Prompt
Convert the records, from the first line up to and including the line with "heart-icon [220,273,236,289]", into a JSON list of strings, one string per line, leaving out blank lines. Include no other lines.

--- START OF Listed records ---

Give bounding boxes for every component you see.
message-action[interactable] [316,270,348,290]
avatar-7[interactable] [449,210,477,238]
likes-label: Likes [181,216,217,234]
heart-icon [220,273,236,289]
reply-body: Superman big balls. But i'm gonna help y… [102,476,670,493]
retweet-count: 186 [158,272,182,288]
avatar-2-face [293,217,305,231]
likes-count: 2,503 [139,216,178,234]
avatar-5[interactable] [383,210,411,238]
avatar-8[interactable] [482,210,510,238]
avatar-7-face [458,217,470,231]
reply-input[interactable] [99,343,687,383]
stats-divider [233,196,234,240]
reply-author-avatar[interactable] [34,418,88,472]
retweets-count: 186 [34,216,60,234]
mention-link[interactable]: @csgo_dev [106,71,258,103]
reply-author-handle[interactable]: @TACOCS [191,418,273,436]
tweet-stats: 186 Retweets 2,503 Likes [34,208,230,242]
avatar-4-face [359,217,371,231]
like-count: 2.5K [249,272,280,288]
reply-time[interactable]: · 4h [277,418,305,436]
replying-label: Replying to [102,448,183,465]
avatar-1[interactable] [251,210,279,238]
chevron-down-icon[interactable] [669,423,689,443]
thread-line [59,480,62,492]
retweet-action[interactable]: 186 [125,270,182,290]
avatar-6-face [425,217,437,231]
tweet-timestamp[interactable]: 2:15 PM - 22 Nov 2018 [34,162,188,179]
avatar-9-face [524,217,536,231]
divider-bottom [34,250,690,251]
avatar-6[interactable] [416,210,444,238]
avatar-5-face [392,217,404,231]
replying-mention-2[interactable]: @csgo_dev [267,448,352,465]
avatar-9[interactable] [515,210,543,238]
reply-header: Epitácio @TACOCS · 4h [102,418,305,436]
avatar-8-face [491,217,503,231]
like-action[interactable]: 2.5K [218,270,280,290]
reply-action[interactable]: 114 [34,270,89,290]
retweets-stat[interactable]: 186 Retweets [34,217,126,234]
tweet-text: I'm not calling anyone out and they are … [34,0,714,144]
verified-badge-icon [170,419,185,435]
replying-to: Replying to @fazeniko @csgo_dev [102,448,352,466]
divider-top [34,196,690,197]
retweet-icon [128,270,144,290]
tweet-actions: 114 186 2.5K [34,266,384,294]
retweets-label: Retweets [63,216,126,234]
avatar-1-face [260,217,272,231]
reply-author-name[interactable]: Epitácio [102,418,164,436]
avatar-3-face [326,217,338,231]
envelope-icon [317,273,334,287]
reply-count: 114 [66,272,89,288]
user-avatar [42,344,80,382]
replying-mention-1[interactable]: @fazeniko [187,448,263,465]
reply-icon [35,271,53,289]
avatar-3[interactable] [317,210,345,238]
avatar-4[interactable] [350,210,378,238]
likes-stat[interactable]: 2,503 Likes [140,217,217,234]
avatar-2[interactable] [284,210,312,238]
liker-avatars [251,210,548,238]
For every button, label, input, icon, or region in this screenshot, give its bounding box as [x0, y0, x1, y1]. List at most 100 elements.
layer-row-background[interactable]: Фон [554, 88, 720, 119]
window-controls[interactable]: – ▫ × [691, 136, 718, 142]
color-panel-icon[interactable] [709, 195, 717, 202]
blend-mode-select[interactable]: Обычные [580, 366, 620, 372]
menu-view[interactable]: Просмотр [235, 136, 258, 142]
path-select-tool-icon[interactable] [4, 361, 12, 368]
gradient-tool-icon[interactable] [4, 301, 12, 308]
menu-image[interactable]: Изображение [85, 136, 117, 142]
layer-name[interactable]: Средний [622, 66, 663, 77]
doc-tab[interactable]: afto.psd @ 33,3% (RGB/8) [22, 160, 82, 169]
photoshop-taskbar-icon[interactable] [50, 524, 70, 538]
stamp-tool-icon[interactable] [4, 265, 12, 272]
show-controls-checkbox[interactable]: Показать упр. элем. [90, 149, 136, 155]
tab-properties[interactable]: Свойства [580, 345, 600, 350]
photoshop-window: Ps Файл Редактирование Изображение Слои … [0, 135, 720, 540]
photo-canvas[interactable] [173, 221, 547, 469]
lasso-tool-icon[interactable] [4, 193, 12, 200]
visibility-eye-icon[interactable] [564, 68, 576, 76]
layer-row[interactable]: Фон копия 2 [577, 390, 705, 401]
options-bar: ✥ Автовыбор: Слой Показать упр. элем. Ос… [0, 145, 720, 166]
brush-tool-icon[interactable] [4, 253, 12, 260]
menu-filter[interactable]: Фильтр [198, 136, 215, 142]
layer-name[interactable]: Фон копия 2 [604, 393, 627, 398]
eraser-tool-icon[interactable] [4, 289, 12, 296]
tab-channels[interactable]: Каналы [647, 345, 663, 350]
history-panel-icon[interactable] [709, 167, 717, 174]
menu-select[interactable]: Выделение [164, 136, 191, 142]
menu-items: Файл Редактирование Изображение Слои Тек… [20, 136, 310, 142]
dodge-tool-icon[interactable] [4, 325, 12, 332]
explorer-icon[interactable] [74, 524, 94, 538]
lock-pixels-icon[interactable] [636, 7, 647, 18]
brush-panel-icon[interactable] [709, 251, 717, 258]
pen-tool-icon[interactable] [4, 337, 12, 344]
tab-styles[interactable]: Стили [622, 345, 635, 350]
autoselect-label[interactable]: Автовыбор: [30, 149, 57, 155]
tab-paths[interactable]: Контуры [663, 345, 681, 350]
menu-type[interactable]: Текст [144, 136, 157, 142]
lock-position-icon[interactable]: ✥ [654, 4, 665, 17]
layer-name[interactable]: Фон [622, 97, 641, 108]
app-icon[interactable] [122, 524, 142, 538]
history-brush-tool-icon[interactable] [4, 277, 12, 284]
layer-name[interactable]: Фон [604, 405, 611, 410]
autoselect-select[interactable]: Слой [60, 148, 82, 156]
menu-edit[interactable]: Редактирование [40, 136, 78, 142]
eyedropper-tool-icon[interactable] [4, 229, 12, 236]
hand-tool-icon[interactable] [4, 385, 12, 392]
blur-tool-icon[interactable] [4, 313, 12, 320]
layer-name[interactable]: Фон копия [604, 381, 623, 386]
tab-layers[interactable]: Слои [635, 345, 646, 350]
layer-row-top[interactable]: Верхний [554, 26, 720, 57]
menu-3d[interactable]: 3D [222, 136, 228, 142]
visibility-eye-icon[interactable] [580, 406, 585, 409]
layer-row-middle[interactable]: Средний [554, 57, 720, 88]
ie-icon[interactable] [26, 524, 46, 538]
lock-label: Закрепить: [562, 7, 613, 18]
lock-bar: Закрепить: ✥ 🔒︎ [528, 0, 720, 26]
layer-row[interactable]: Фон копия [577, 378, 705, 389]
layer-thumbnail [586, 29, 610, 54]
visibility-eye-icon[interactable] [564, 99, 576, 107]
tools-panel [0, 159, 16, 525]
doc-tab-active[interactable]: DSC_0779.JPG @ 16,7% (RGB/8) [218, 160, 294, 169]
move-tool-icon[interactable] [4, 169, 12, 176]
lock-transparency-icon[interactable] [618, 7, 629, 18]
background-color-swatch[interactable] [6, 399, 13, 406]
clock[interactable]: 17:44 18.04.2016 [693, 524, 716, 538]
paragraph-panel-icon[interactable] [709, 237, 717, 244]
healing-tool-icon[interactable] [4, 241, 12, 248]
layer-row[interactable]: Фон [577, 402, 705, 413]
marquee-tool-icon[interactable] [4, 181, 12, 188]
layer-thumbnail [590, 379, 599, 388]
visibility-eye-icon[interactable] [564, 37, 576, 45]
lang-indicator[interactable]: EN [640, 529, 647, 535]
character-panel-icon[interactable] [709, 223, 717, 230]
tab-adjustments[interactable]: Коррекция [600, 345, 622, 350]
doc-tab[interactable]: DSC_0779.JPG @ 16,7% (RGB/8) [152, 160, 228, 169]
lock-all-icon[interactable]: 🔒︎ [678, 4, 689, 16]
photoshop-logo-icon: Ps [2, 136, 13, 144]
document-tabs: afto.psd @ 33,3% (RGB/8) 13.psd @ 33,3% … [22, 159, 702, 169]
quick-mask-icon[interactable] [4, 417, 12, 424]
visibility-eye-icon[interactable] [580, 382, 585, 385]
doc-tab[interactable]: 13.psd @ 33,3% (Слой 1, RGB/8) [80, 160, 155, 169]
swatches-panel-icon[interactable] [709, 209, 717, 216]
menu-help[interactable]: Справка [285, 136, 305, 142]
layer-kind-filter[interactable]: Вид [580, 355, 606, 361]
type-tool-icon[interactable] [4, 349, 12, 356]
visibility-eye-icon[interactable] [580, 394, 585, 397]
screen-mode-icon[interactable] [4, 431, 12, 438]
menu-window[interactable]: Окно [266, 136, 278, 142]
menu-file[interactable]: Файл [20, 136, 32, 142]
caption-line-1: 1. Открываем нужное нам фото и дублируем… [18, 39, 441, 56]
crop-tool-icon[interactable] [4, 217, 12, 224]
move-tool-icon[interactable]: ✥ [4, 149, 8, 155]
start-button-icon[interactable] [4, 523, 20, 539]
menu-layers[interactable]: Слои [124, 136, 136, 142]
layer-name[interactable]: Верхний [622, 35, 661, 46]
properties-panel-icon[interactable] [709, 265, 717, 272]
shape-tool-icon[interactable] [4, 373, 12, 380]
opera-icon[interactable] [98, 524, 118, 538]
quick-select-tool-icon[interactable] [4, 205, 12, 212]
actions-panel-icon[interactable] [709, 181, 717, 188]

--- END OF Listed records ---

Exercise result
[
  "Give bounding boxes for every component you see.",
  "message-action[interactable] [316,270,348,290]",
  "avatar-7[interactable] [449,210,477,238]",
  "likes-label: Likes [181,216,217,234]",
  "heart-icon [220,273,236,289]"
]